## DATA SUPPLIED
========================================================================
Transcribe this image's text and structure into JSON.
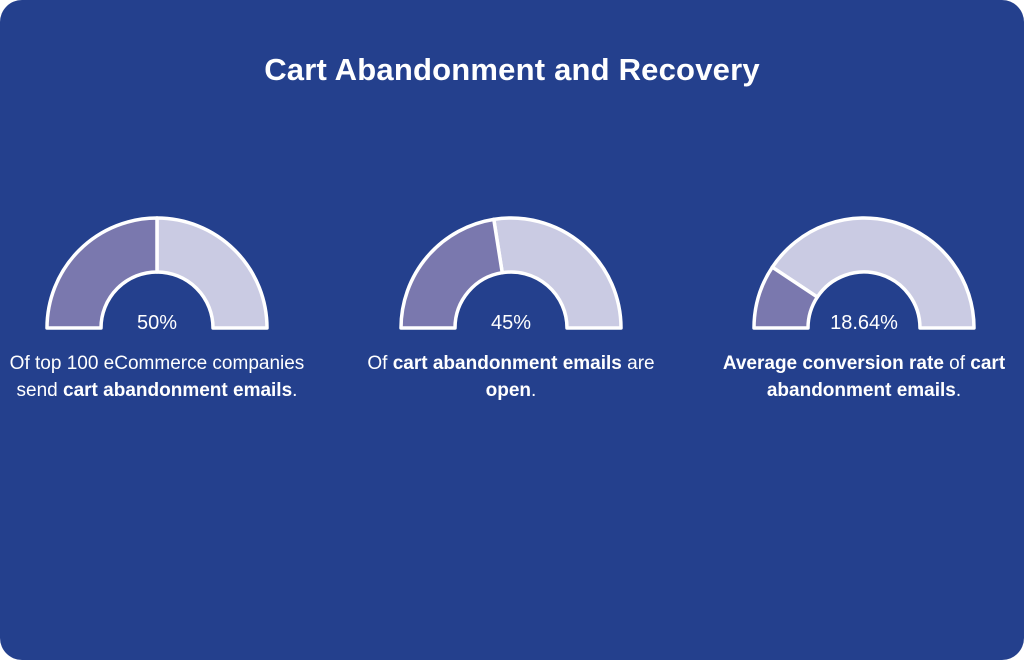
{
  "title": "Cart Abandonment and Recovery",
  "colors": {
    "background": "#24408d",
    "filled": "#7a78ae",
    "remaining": "#cacbe3",
    "stroke": "#ffffff",
    "text": "#ffffff"
  },
  "chart_data": [
    {
      "type": "gauge",
      "value": 50,
      "max": 100,
      "value_label": "50%",
      "caption": [
        {
          "text": "Of top 100 eCommerce companies send ",
          "bold": false
        },
        {
          "text": "cart abandonment emails",
          "bold": true
        },
        {
          "text": ".",
          "bold": false
        }
      ]
    },
    {
      "type": "gauge",
      "value": 45,
      "max": 100,
      "value_label": "45%",
      "caption": [
        {
          "text": "Of ",
          "bold": false
        },
        {
          "text": "cart abandonment emails",
          "bold": true
        },
        {
          "text": " are ",
          "bold": false
        },
        {
          "text": "open",
          "bold": true
        },
        {
          "text": ".",
          "bold": false
        }
      ]
    },
    {
      "type": "gauge",
      "value": 18.64,
      "max": 100,
      "value_label": "18.64%",
      "caption": [
        {
          "text": "Average conversion rate",
          "bold": true
        },
        {
          "text": " of ",
          "bold": false
        },
        {
          "text": "cart abandonment emails",
          "bold": true
        },
        {
          "text": ".",
          "bold": false
        }
      ]
    }
  ]
}
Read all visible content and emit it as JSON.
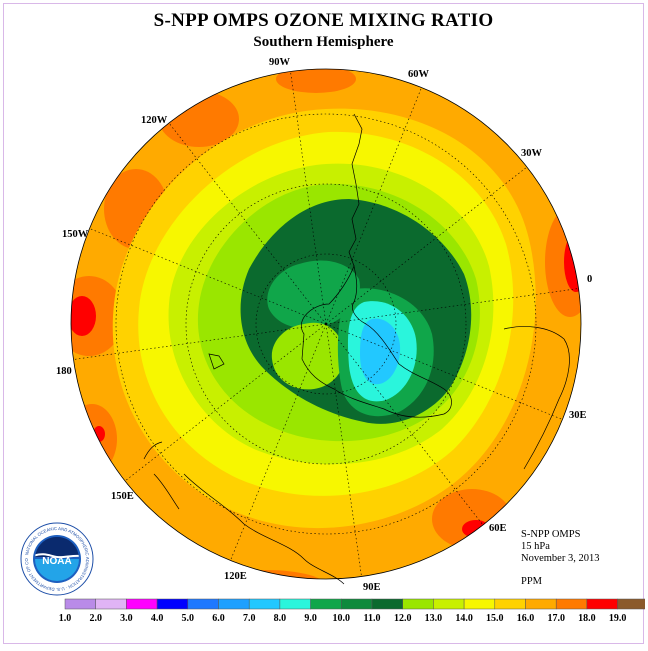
{
  "title": "S-NPP OMPS OZONE MIXING RATIO",
  "subtitle": "Southern Hemisphere",
  "longitude_labels": [
    {
      "lon": "90W",
      "id": "90w"
    },
    {
      "lon": "60W",
      "id": "60w"
    },
    {
      "lon": "120W",
      "id": "120w"
    },
    {
      "lon": "30W",
      "id": "30w"
    },
    {
      "lon": "150W",
      "id": "150w"
    },
    {
      "lon": "0",
      "id": "0"
    },
    {
      "lon": "180",
      "id": "180"
    },
    {
      "lon": "30E",
      "id": "30e"
    },
    {
      "lon": "150E",
      "id": "150e"
    },
    {
      "lon": "60E",
      "id": "60e"
    },
    {
      "lon": "120E",
      "id": "120e"
    },
    {
      "lon": "90E",
      "id": "90e"
    }
  ],
  "info": {
    "instrument": "S-NPP OMPS",
    "level": "15 hPa",
    "date": "November 3, 2013",
    "units": "PPM"
  },
  "logo": {
    "text": "NOAA",
    "ring_text": "NATIONAL OCEANIC AND ATMOSPHERIC ADMINISTRATION · U.S. DEPARTMENT OF COMMERCE"
  },
  "colorbar": {
    "labels": [
      "1.0",
      "2.0",
      "3.0",
      "4.0",
      "5.0",
      "6.0",
      "7.0",
      "8.0",
      "9.0",
      "10.0",
      "11.0",
      "12.0",
      "13.0",
      "14.0",
      "15.0",
      "16.0",
      "17.0",
      "18.0",
      "19.0"
    ],
    "colors": [
      "#b98be8",
      "#e0b4f5",
      "#ff00ff",
      "#0000ff",
      "#1e78ff",
      "#1ea0ff",
      "#22c8ff",
      "#2af5dc",
      "#10a64a",
      "#0e8a3c",
      "#0b6a2e",
      "#9ae600",
      "#c8f000",
      "#f7f700",
      "#ffd200",
      "#ffaa00",
      "#ff7a00",
      "#ff0000",
      "#8b5a2b"
    ]
  }
}
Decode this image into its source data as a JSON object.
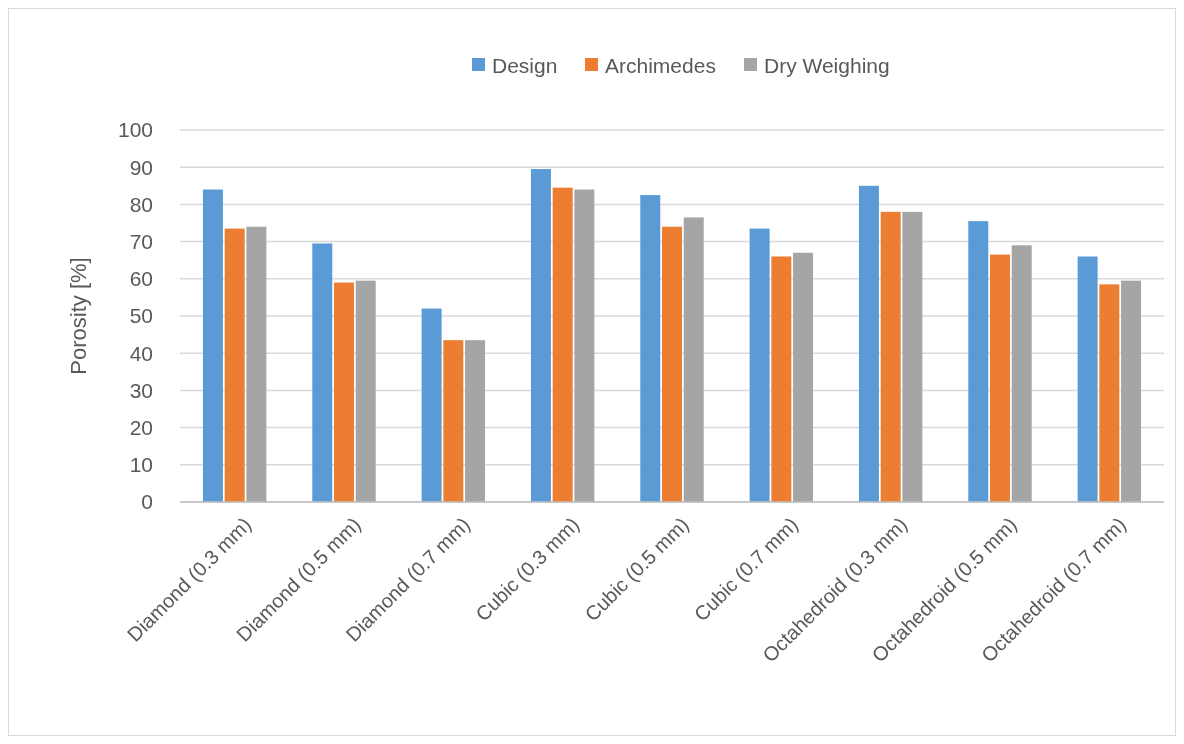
{
  "chart_data": {
    "type": "bar",
    "ylabel": "Porosity [%]",
    "categories": [
      "Diamond (0.3 mm)",
      "Diamond (0.5 mm)",
      "Diamond (0.7 mm)",
      "Cubic (0.3 mm)",
      "Cubic (0.5 mm)",
      "Cubic (0.7 mm)",
      "Octahedroid (0.3 mm)",
      "Octahedroid (0.5 mm)",
      "Octahedroid (0.7 mm)"
    ],
    "series": [
      {
        "name": "Design",
        "color": "#5b9bd5",
        "values": [
          84,
          69.5,
          52,
          89.5,
          82.5,
          73.5,
          85,
          75.5,
          66
        ]
      },
      {
        "name": "Archimedes",
        "color": "#ed7d31",
        "values": [
          73.5,
          59,
          43.5,
          84.5,
          74,
          66,
          78,
          66.5,
          58.5
        ]
      },
      {
        "name": "Dry Weighing",
        "color": "#a5a5a5",
        "values": [
          74,
          59.5,
          43.5,
          84,
          76.5,
          67,
          78,
          69,
          59.5
        ]
      }
    ],
    "ylim": [
      0,
      100
    ],
    "yticks": [
      0,
      10,
      20,
      30,
      40,
      50,
      60,
      70,
      80,
      90,
      100
    ],
    "grid": "y",
    "legend": "top"
  }
}
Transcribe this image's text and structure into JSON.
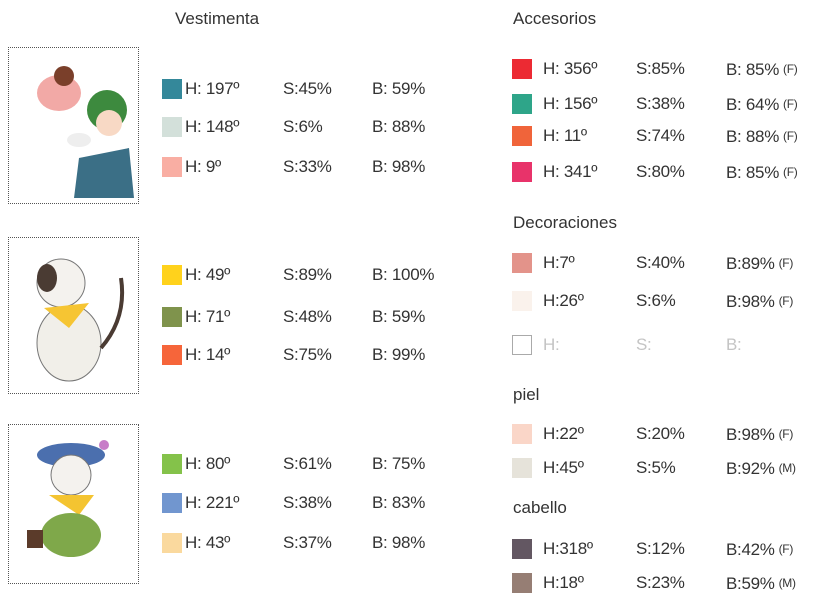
{
  "clothing": {
    "title": "Vestimenta",
    "groups": [
      [
        {
          "color": "#34889a",
          "h": "H: 197º",
          "s": "S:45%",
          "b": "B: 59%"
        },
        {
          "color": "#d3e0da",
          "h": "H: 148º",
          "s": "S:6%",
          "b": "B: 88%"
        },
        {
          "color": "#f9aea3",
          "h": "H: 9º",
          "s": "S:33%",
          "b": "B: 98%"
        }
      ],
      [
        {
          "color": "#ffd21c",
          "h": "H: 49º",
          "s": "S:89%",
          "b": "B: 100%"
        },
        {
          "color": "#7f934c",
          "h": "H: 71º",
          "s": "S:48%",
          "b": "B: 59%"
        },
        {
          "color": "#f6653a",
          "h": "H: 14º",
          "s": "S:75%",
          "b": "B: 99%"
        }
      ],
      [
        {
          "color": "#84c24a",
          "h": "H: 80º",
          "s": "S:61%",
          "b": "B: 75%"
        },
        {
          "color": "#7196cf",
          "h": "H: 221º",
          "s": "S:38%",
          "b": "B: 83%"
        },
        {
          "color": "#fad99e",
          "h": "H: 43º",
          "s": "S:37%",
          "b": "B: 98%"
        }
      ]
    ]
  },
  "sections": [
    {
      "title": "Accesorios",
      "rows": [
        {
          "color": "#ec2a33",
          "h": "H: 356º",
          "s": "S:85%",
          "b": "B: 85%",
          "note": "(F)"
        },
        {
          "color": "#2ea589",
          "h": "H: 156º",
          "s": "S:38%",
          "b": "B: 64%",
          "note": "(F)"
        },
        {
          "color": "#f0643a",
          "h": "H: 11º",
          "s": "S:74%",
          "b": "B: 88%",
          "note": "(F)"
        },
        {
          "color": "#e8336a",
          "h": "H: 341º",
          "s": "S:80%",
          "b": "B: 85%",
          "note": "(F)"
        }
      ]
    },
    {
      "title": "Decoraciones",
      "rows": [
        {
          "color": "#e3938a",
          "h": "H:7º",
          "s": "S:40%",
          "b": "B:89%",
          "note": "(F)"
        },
        {
          "color": "#faf2ec",
          "h": "H:26º",
          "s": "S:6%",
          "b": "B:98%",
          "note": "(F)"
        },
        {
          "color": "#ffffff",
          "h": "H:",
          "s": "S:",
          "b": "B:",
          "text_color": "#c4c4c4"
        }
      ]
    },
    {
      "title": "piel",
      "rows": [
        {
          "color": "#fad6c8",
          "h": "H:22º",
          "s": "S:20%",
          "b": "B:98%",
          "note": "(F)"
        },
        {
          "color": "#e6e3da",
          "h": "H:45º",
          "s": "S:5%",
          "b": "B:92%",
          "note": "(M)"
        }
      ]
    },
    {
      "title": "cabello",
      "rows": [
        {
          "color": "#635762",
          "h": "H:318º",
          "s": "S:12%",
          "b": "B:42%",
          "note": "(F)"
        },
        {
          "color": "#967e74",
          "h": "H:18º",
          "s": "S:23%",
          "b": "B:59%",
          "note": "(M)"
        }
      ]
    }
  ]
}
========================================================================
Report the number of lines that contain "JSON", with no other words.

## FINAL RESULT
4